• TASK DIRECTIONS: Identify every line in the records below that contains the word "more", and reproduce each one.

(Stored records)
++++++++
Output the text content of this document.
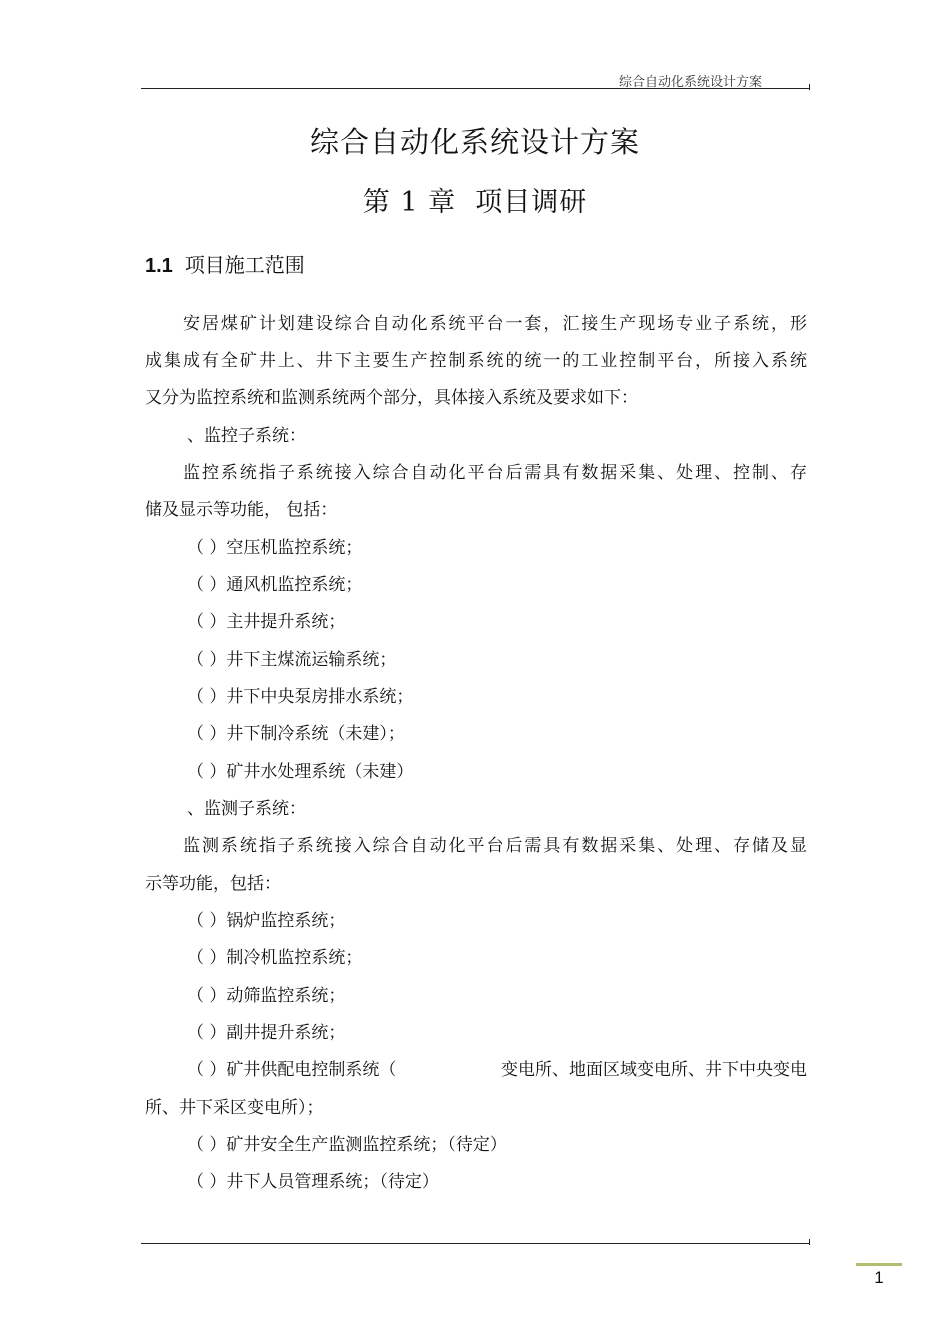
综合自动化系统设计方案
综合自动化系统设计方案
第 1 章 项目调研
1.1 项目施工范围
安居煤矿计划建设综合自动化系统平台一套，汇接生产现场专业子系统，形
成集成有全矿井上、井下主要生产控制系统的统一的工业控制平台，所接入系统
又分为监控系统和监测系统两个部分，具体接入系统及要求如下：
、监控子系统：
监控系统指子系统接入综合自动化平台后需具有数据采集、处理、控制、存
储及显示等功能， 包括：
（ ）空压机监控系统；
（ ）通风机监控系统；
（ ）主井提升系统；
（ ）井下主煤流运输系统；
（ ）井下中央泵房排水系统；
（ ）井下制冷系统（未建）；
（ ）矿井水处理系统（未建）
、监测子系统：
监测系统指子系统接入综合自动化平台后需具有数据采集、处理、存储及显
示等功能，包括：
（ ）锅炉监控系统；
（ ）制冷机监控系统；
（ ）动筛监控系统；
（ ）副井提升系统；
（ ）矿井供配电控制系统（	变电所、地面区域变电所、井下中央变电
所、井下采区变电所）；
（ ）矿井安全生产监测监控系统；（待定）
（ ）井下人员管理系统；（待定）
1
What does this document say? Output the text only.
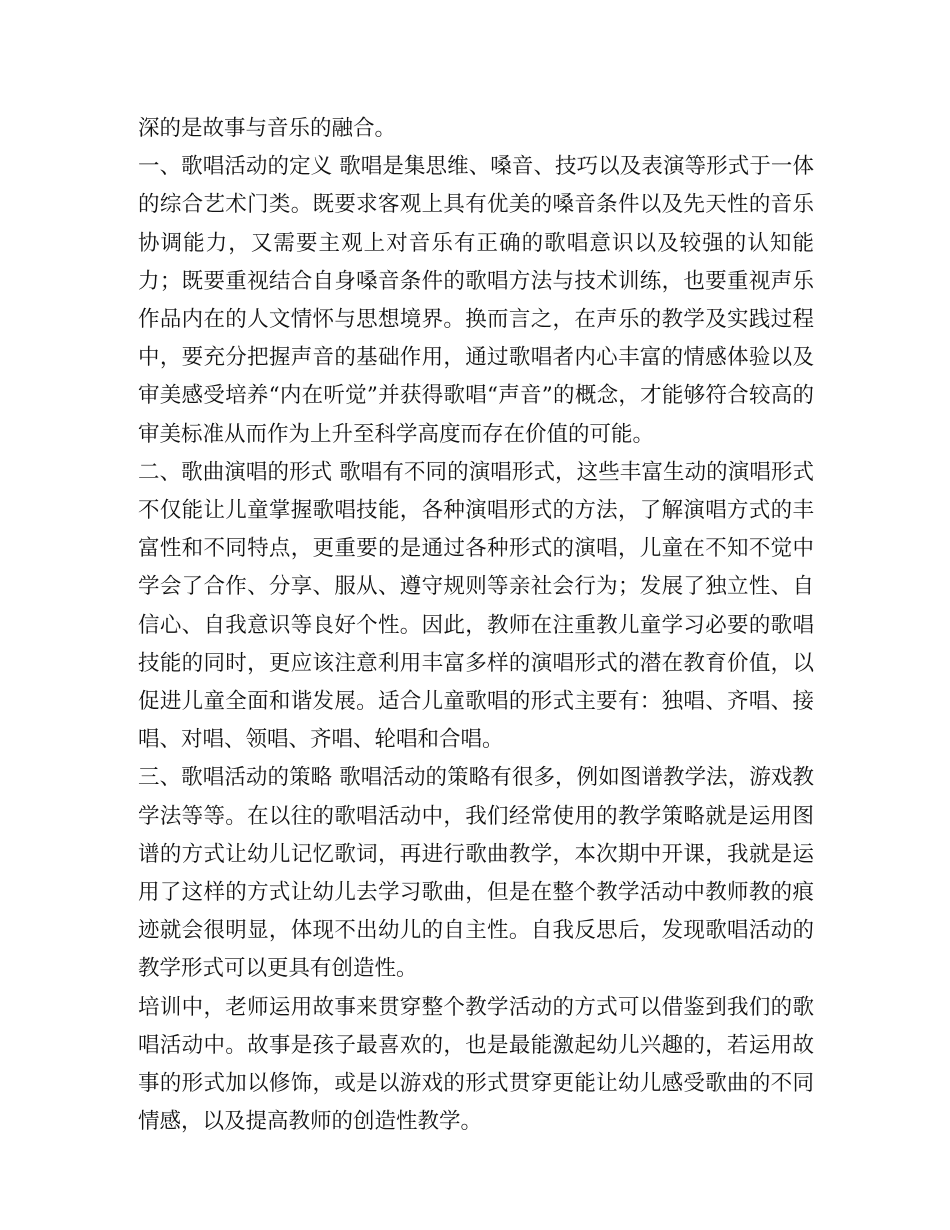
深的是故事与音乐的融合。

一、歌唱活动的定义 歌唱是集思维、嗓音、技巧以及表演等形式于一体的综合艺术门类。既要求客观上具有优美的嗓音条件以及先天性的音乐协调能力，又需要主观上对音乐有正确的歌唱意识以及较强的认知能力；既要重视结合自身嗓音条件的歌唱方法与技术训练，也要重视声乐作品内在的人文情怀与思想境界。换而言之，在声乐的教学及实践过程中，要充分把握声音的基础作用，通过歌唱者内心丰富的情感体验以及审美感受培养“内在听觉”并获得歌唱“声音”的概念，才能够符合较高的审美标准从而作为上升至科学高度而存在价值的可能。

二、歌曲演唱的形式 歌唱有不同的演唱形式，这些丰富生动的演唱形式不仅能让儿童掌握歌唱技能，各种演唱形式的方法，了解演唱方式的丰富性和不同特点，更重要的是通过各种形式的演唱，儿童在不知不觉中学会了合作、分享、服从、遵守规则等亲社会行为；发展了独立性、自信心、自我意识等良好个性。因此，教师在注重教儿童学习必要的歌唱技能的同时，更应该注意利用丰富多样的演唱形式的潜在教育价值，以促进儿童全面和谐发展。适合儿童歌唱的形式主要有：独唱、齐唱、接唱、对唱、领唱、齐唱、轮唱和合唱。

三、歌唱活动的策略 歌唱活动的策略有很多，例如图谱教学法，游戏教学法等等。在以往的歌唱活动中，我们经常使用的教学策略就是运用图谱的方式让幼儿记忆歌词，再进行歌曲教学，本次期中开课，我就是运用了这样的方式让幼儿去学习歌曲，但是在整个教学活动中教师教的痕迹就会很明显，体现不出幼儿的自主性。自我反思后，发现歌唱活动的教学形式可以更具有创造性。

培训中，老师运用故事来贯穿整个教学活动的方式可以借鉴到我们的歌唱活动中。故事是孩子最喜欢的，也是最能激起幼儿兴趣的，若运用故事的形式加以修饰，或是以游戏的形式贯穿更能让幼儿感受歌曲的不同情感，以及提高教师的创造性教学。
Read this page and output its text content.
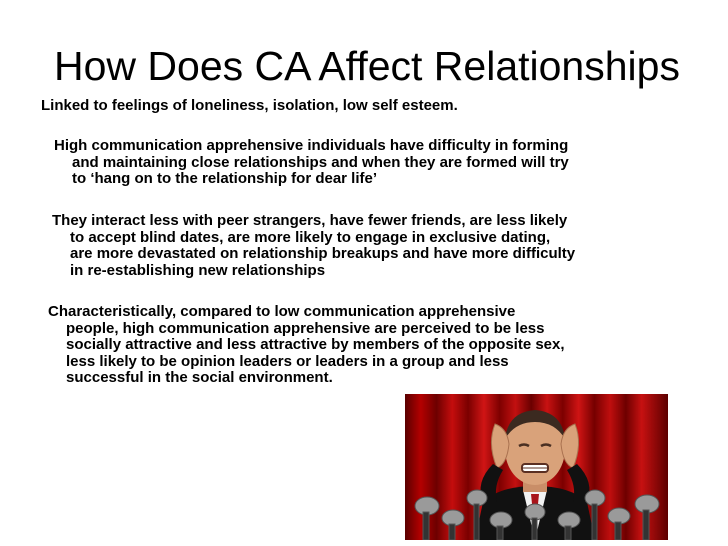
How Does CA Affect Relationships

Linked to feelings of loneliness, isolation, low self esteem.

High communication apprehensive individuals have difficulty in forming
and maintaining close relationships and when they are formed will try
to ‘hang on to the relationship for dear life’

They interact less with peer strangers, have fewer friends, are less likely
to accept blind dates, are more likely to engage in exclusive dating,
are more devastated on relationship breakups and have more difficulty
in re-establishing new relationships

Characteristically, compared to low communication apprehensive
people, high communication apprehensive are perceived to be less
socially attractive and less attractive by members of the opposite sex,
less likely to be opinion leaders or leaders in a group and less
successful in the social environment.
++++++++
• FINISHED EXERCISE:
to accept blind dates, are more likely to engage in exclusive dating,
are more devastated on relationship breakups and have more difficulty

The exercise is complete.